━━━ Data shown ━━━
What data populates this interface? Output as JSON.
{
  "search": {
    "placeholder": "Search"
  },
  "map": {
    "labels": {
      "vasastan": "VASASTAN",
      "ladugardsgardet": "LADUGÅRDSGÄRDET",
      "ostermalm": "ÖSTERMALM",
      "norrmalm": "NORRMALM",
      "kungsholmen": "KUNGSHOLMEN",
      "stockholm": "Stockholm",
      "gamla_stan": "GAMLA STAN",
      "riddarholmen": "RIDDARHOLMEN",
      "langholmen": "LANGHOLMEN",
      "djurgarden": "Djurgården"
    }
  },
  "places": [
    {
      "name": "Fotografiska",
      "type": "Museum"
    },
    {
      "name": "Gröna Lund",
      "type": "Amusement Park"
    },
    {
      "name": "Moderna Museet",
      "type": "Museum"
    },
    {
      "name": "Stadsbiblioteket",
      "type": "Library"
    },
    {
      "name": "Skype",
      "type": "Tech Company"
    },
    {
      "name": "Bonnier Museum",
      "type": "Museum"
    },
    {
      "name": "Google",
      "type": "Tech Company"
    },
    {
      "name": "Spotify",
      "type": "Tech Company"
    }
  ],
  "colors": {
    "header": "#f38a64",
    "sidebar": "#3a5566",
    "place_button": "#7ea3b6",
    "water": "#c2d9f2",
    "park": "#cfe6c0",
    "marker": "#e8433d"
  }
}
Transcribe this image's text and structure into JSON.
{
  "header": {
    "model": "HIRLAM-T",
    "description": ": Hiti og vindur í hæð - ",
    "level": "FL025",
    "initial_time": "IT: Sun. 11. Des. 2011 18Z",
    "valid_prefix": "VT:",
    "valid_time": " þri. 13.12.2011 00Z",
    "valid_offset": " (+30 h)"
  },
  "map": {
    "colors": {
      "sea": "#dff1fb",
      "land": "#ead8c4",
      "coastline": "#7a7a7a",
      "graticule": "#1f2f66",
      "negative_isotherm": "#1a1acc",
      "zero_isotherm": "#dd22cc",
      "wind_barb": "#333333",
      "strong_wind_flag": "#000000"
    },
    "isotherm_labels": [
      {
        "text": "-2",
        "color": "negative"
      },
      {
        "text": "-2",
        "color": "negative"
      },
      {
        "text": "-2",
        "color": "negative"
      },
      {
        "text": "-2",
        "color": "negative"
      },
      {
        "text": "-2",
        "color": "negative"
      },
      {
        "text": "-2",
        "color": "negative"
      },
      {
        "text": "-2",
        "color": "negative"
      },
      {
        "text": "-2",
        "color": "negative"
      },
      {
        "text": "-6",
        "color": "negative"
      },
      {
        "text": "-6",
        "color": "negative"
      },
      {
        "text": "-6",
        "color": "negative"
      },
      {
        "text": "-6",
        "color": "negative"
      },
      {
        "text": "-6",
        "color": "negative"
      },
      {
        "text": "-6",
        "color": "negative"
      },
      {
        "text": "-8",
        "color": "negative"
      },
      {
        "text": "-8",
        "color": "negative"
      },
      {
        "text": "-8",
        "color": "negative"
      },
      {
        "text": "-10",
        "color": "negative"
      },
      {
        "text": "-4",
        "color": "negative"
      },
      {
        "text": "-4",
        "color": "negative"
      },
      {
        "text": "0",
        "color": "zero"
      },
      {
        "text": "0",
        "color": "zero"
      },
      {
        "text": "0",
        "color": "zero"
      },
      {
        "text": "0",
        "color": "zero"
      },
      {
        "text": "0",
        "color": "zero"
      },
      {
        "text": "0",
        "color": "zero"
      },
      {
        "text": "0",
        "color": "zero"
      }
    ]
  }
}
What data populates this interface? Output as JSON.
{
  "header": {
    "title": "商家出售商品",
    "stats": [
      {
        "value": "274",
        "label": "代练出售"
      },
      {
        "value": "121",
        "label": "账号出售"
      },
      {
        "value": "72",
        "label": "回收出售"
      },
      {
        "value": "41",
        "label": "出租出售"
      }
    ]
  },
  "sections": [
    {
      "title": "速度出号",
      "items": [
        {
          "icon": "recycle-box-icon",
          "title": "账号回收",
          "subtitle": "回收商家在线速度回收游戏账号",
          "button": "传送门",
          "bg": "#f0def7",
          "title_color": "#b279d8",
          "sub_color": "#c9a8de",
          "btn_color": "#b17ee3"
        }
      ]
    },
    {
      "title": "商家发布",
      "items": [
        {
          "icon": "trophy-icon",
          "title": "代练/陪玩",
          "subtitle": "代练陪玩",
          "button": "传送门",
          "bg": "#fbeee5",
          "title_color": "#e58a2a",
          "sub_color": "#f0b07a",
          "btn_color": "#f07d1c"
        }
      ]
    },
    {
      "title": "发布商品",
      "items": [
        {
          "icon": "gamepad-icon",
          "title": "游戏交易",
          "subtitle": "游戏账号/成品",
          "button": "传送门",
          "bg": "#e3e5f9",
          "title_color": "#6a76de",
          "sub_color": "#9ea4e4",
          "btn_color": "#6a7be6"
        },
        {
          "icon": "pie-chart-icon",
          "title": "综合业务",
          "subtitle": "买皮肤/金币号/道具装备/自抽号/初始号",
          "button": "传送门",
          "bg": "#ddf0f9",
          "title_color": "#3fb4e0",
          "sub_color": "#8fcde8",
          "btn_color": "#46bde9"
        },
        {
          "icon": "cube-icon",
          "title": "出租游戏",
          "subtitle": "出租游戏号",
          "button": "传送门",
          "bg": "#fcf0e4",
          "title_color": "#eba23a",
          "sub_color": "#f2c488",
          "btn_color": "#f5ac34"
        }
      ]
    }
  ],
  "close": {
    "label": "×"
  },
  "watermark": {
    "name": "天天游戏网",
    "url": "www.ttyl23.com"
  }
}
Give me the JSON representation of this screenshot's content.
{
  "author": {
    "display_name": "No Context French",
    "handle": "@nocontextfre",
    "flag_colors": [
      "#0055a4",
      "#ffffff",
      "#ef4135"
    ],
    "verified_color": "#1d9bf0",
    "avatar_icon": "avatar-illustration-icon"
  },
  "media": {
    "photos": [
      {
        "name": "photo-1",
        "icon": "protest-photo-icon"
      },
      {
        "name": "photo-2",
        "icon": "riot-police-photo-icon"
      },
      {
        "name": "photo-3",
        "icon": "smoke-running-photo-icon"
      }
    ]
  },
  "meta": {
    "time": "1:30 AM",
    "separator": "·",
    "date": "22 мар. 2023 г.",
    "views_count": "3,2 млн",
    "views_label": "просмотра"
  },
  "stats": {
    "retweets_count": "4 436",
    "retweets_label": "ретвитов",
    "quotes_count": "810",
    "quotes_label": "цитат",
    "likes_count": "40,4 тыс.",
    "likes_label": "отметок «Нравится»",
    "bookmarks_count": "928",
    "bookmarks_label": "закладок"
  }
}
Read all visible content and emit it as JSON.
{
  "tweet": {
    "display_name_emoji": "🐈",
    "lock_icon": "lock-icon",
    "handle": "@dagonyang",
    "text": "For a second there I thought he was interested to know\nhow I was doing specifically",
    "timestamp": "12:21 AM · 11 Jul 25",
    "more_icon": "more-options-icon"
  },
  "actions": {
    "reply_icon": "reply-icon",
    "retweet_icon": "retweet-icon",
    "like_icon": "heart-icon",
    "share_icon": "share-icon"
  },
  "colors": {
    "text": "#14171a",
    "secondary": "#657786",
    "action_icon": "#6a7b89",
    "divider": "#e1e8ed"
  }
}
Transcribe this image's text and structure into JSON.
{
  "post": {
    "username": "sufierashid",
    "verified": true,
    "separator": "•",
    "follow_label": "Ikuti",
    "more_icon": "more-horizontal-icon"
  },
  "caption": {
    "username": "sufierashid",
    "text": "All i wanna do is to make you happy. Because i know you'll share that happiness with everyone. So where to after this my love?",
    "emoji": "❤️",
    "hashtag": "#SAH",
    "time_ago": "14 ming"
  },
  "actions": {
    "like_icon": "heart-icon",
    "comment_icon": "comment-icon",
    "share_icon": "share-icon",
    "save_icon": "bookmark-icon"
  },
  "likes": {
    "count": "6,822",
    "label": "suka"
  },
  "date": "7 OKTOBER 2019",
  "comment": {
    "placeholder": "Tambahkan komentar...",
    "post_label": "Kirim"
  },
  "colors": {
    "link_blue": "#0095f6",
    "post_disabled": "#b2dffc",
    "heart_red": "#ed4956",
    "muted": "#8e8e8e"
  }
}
━━━
What you are asked to do:
Show all lines in the entries above where the string "handle" appears.

Complete output:
    "handle": "@nocontextfre",
    "handle": "@dagonyang",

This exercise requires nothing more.